■ Dataset items ■
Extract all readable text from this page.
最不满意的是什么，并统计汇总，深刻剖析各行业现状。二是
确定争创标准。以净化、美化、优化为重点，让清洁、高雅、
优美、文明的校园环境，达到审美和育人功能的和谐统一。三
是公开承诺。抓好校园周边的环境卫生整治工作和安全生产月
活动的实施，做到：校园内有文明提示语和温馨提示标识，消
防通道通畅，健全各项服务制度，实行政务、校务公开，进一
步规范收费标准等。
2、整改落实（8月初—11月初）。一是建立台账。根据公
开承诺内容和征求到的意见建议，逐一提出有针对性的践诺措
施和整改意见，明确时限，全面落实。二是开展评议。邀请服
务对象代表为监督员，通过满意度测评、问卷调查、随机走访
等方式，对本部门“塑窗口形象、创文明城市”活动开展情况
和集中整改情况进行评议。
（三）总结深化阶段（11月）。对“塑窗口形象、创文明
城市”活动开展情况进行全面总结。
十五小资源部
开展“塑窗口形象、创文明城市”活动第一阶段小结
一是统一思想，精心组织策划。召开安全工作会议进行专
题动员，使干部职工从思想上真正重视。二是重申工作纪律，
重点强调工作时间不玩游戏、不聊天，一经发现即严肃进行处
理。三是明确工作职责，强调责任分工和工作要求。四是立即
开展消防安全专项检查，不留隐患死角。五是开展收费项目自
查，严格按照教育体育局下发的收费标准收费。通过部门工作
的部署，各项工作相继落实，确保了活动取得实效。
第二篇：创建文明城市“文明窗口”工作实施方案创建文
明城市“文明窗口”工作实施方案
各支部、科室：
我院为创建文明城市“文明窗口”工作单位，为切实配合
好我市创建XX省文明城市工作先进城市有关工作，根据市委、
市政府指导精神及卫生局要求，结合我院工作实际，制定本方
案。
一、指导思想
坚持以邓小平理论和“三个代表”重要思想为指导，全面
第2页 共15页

■ Objective ■
Reproduce every line of the data verbatim.

■ Answer to the exercise ■
Extract all readable text from this page.
最不满意的是什么，并统计汇总，深刻剖析各行业现状。二是
确定争创标准。以净化、美化、优化为重点，让清洁、高雅、
优美、文明的校园环境，达到审美和育人功能的和谐统一。三
是公开承诺。抓好校园周边的环境卫生整治工作和安全生产月
活动的实施，做到：校园内有文明提示语和温馨提示标识，消
防通道通畅，健全各项服务制度，实行政务、校务公开，进一
步规范收费标准等。
2、整改落实（8月初—11月初）。一是建立台账。根据公
开承诺内容和征求到的意见建议，逐一提出有针对性的践诺措
施和整改意见，明确时限，全面落实。二是开展评议。邀请服
务对象代表为监督员，通过满意度测评、问卷调查、随机走访
等方式，对本部门“塑窗口形象、创文明城市”活动开展情况
和集中整改情况进行评议。
（三）总结深化阶段（11月）。对“塑窗口形象、创文明
城市”活动开展情况进行全面总结。
十五小资源部
开展“塑窗口形象、创文明城市”活动第一阶段小结
一是统一思想，精心组织策划。召开安全工作会议进行专
题动员，使干部职工从思想上真正重视。二是重申工作纪律，
重点强调工作时间不玩游戏、不聊天，一经发现即严肃进行处
理。三是明确工作职责，强调责任分工和工作要求。四是立即
开展消防安全专项检查，不留隐患死角。五是开展收费项目自
查，严格按照教育体育局下发的收费标准收费。通过部门工作
的部署，各项工作相继落实，确保了活动取得实效。
第二篇：创建文明城市“文明窗口”工作实施方案创建文
明城市“文明窗口”工作实施方案
各支部、科室：
我院为创建文明城市“文明窗口”工作单位，为切实配合
好我市创建XX省文明城市工作先进城市有关工作，根据市委、
市政府指导精神及卫生局要求，结合我院工作实际，制定本方
案。
一、指导思想
坚持以邓小平理论和“三个代表”重要思想为指导，全面
第2页 共15页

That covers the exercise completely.